Short task: Look for the string "series" and copy every line that has it.

Extracts from a graphics dataset:
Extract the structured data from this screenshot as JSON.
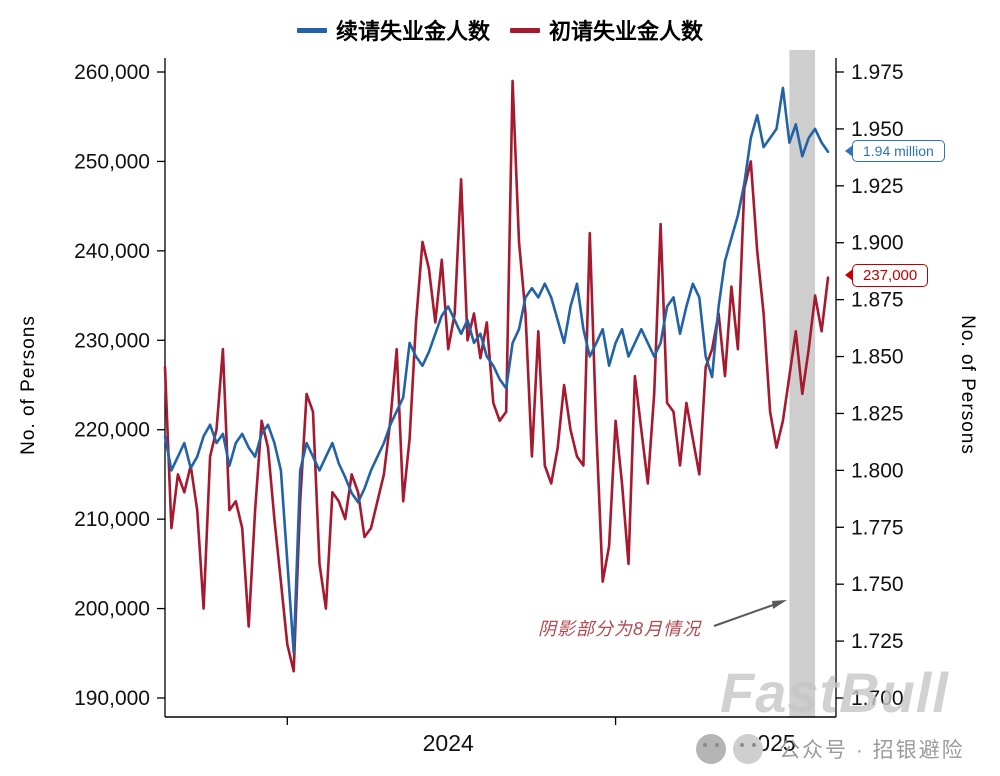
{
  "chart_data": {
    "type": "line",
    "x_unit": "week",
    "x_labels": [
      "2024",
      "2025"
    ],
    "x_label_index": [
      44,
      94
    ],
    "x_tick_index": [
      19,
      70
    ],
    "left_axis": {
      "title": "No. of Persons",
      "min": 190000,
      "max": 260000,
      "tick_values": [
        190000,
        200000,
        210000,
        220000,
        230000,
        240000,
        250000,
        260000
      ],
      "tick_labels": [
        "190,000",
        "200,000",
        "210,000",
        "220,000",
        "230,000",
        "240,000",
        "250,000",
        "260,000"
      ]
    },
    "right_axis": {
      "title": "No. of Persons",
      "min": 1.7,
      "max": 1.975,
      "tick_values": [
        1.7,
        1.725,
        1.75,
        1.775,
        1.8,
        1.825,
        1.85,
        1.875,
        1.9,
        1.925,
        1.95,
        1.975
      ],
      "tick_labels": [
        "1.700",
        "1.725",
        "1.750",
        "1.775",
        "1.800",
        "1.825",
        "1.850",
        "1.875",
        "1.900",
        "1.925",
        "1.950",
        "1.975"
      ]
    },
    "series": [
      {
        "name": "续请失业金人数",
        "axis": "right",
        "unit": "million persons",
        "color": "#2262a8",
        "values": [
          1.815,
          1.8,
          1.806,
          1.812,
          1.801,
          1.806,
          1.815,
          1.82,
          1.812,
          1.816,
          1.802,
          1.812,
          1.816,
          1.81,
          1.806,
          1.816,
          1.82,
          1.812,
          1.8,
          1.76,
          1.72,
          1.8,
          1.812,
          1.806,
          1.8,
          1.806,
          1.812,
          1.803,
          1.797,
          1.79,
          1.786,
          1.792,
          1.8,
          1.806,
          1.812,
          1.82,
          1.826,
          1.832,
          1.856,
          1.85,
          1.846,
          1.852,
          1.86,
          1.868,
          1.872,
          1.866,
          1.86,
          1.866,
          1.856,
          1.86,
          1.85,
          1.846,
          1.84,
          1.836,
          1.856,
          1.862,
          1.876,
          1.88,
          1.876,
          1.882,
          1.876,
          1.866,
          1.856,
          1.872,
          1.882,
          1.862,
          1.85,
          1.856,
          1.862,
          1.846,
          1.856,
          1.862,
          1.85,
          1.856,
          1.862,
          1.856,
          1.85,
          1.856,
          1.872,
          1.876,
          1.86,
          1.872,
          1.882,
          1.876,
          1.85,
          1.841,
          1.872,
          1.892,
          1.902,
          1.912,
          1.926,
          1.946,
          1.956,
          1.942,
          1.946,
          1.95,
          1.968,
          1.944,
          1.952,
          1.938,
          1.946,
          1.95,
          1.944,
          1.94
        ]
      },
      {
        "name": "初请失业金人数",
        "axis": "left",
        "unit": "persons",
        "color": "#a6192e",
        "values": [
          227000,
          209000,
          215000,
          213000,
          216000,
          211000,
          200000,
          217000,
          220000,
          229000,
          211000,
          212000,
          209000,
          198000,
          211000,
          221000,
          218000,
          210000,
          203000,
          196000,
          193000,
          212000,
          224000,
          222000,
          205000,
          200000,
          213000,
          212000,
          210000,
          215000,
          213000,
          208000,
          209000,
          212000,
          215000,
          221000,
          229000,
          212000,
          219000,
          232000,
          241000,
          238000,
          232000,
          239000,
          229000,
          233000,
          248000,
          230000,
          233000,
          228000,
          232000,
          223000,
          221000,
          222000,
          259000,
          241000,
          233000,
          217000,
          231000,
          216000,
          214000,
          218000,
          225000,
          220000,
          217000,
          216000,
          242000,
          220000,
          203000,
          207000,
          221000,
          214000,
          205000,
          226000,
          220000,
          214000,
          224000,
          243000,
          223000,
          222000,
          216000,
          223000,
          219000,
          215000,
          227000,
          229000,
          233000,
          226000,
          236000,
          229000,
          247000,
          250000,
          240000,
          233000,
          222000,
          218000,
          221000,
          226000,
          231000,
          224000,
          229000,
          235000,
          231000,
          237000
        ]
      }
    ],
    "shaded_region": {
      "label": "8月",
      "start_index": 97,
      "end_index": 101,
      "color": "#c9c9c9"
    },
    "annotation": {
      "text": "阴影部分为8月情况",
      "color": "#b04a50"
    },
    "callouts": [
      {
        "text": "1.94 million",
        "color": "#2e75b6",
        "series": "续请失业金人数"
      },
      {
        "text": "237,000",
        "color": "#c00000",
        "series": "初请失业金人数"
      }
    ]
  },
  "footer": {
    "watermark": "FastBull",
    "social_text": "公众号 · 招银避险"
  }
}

Output below:
    "series": [
        "series": "续请失业金人数"
        "series": "初请失业金人数"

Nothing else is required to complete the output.